## Written problem:
Lines containing the string "handle" are to be collected in full.

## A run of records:
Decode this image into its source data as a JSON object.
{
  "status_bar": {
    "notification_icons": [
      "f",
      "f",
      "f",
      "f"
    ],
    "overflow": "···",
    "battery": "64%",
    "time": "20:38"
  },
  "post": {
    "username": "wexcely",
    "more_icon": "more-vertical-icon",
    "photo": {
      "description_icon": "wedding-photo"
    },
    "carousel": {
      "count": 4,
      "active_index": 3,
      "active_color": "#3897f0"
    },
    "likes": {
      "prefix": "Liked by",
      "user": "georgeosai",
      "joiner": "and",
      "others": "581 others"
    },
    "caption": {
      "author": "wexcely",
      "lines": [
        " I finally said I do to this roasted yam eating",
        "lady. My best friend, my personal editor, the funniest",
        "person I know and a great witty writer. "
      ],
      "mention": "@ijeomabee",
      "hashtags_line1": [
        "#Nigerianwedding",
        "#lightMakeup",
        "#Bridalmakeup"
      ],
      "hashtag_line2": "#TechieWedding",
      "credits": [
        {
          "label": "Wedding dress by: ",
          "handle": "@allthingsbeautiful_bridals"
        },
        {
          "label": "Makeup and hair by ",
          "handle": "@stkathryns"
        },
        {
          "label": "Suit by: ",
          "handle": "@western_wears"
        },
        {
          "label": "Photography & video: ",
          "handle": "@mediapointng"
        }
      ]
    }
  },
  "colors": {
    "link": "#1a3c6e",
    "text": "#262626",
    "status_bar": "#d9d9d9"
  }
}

## Reply to the task:
          "handle": "@allthingsbeautiful_bridals"
          "handle": "@stkathryns"
          "handle": "@western_wears"
          "handle": "@mediapointng"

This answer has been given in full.